| GIVEN RECORDS |
————————

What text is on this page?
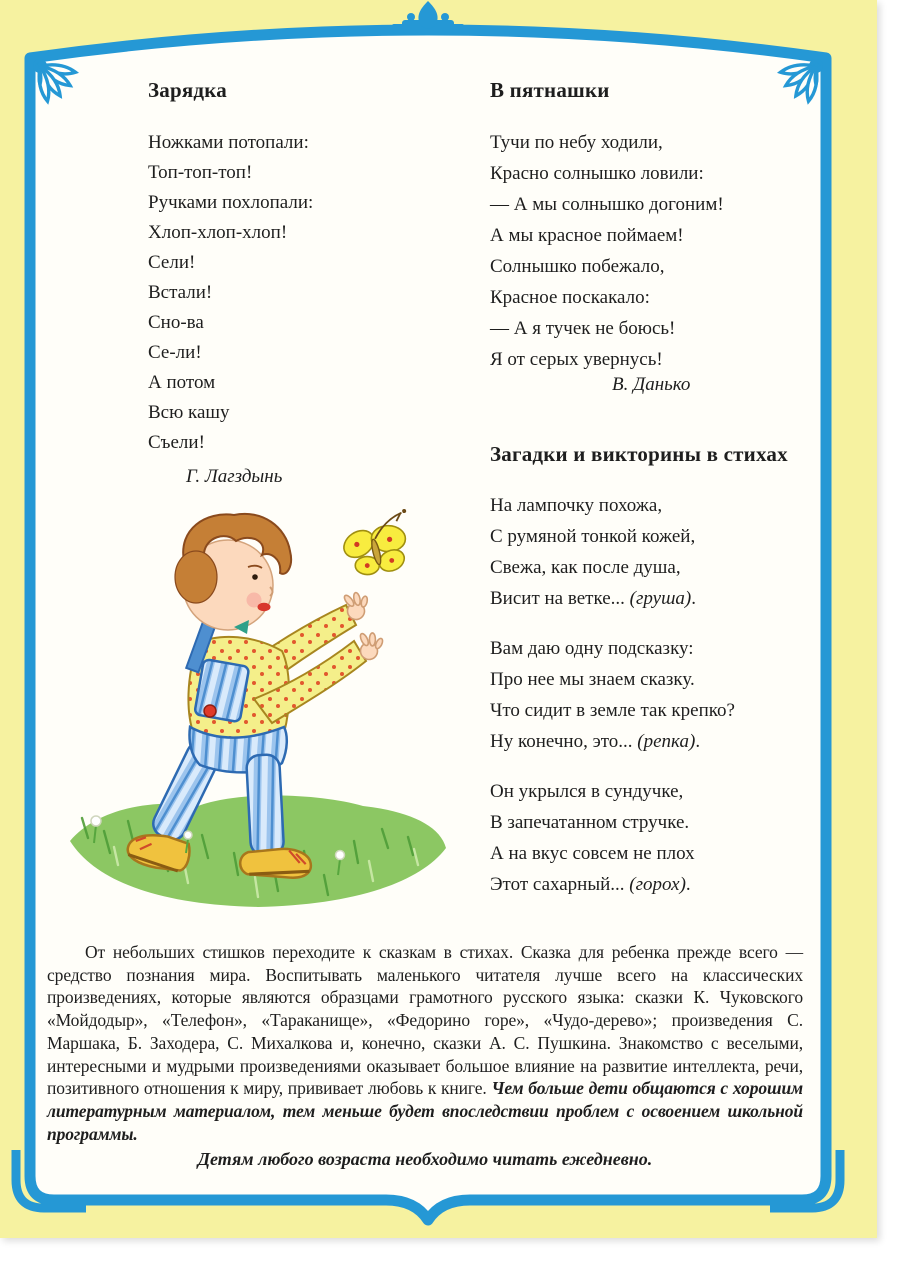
Зарядка
Ножками потопали:
Топ-топ-топ!
Ручками похлопали:
Хлоп-хлоп-хлоп!
Сели!
Встали!
Сно-ва
Се-ли!
А потом
Всю кашу
Съели!
Г. Лагздынь
В пятнашки
Тучи по небу ходили,
Красно солнышко ловили:
— А мы солнышко догоним!
А мы красное поймаем!
Солнышко побежало,
Красное поскакало:
— А я тучек не боюсь!
Я от серых увернусь!
В. Данько
Загадки и викторины в стихах
На лампочку похожа,
С румяной тонкой кожей,
Свежа, как после душа,
Висит на ветке... (груша).
Вам даю одну подсказку:
Про нее мы знаем сказку.
Что сидит в земле так крепко?
Ну конечно, это... (репка).
Он укрылся в сундучке,
В запечатанном стручке.
А на вкус совсем не плох
Этот сахарный... (горох).
От небольших стишков переходите к сказкам в стихах. Сказка для ребенка прежде всего — средство познания мира. Воспитывать маленького читателя лучше всего на классических произведениях, которые являются образцами грамотного русского языка: сказки К. Чуковского «Мойдодыр», «Телефон», «Тараканище», «Федорино горе», «Чудо-дерево»; произведения С. Маршака, Б. Заходера, С. Михалкова и, конечно, сказки А. С. Пушкина. Знакомство с веселыми, интересными и мудрыми произведениями оказывает большое влияние на развитие интеллекта, речи, позитивного отношения к миру, прививает любовь к книге. Чем больше дети общаются с хорошим литературным материалом, тем меньше будет впоследствии проблем с освоением школьной программы.
Детям любого возраста необходимо читать ежедневно.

————————

| SET PROBLEM |
Transcribe the records verbatim and omit the images.

| REPLY TO THE EXERCISE |
What text is on this page?
Зарядка
Ножками потопали:
Топ-топ-топ!
Ручками похлопали:
Хлоп-хлоп-хлоп!
Сели!
Встали!
Сно-ва
Се-ли!
А потом
Всю кашу
Съели!
Г. Лагздынь
В пятнашки
Тучи по небу ходили,
Красно солнышко ловили:
— А мы солнышко догоним!
А мы красное поймаем!
Солнышко побежало,
Красное поскакало:
— А я тучек не боюсь!
Я от серых увернусь!
В. Данько
Загадки и викторины в стихах
На лампочку похожа,
С румяной тонкой кожей,
Свежа, как после душа,
Висит на ветке... (груша).
Вам даю одну подсказку:
Про нее мы знаем сказку.
Что сидит в земле так крепко?
Ну конечно, это... (репка).
Он укрылся в сундучке,
В запечатанном стручке.
А на вкус совсем не плох
Этот сахарный... (горох).
От небольших стишков переходите к сказкам в стихах. Сказка для ребенка прежде всего — средство познания мира. Воспитывать маленького читателя лучше всего на классических произведениях, которые являются образцами грамотного русского языка: сказки К. Чуковского «Мойдодыр», «Телефон», «Тараканище», «Федорино горе», «Чудо-дерево»; произведения С. Маршака, Б. Заходера, С. Михалкова и, конечно, сказки А. С. Пушкина. Знакомство с веселыми, интересными и мудрыми произведениями оказывает большое влияние на развитие интеллекта, речи, позитивного отношения к миру, прививает любовь к книге. Чем больше дети общаются с хорошим литературным материалом, тем меньше будет впоследствии проблем с освоением школьной программы.
Детям любого возраста необходимо читать ежедневно.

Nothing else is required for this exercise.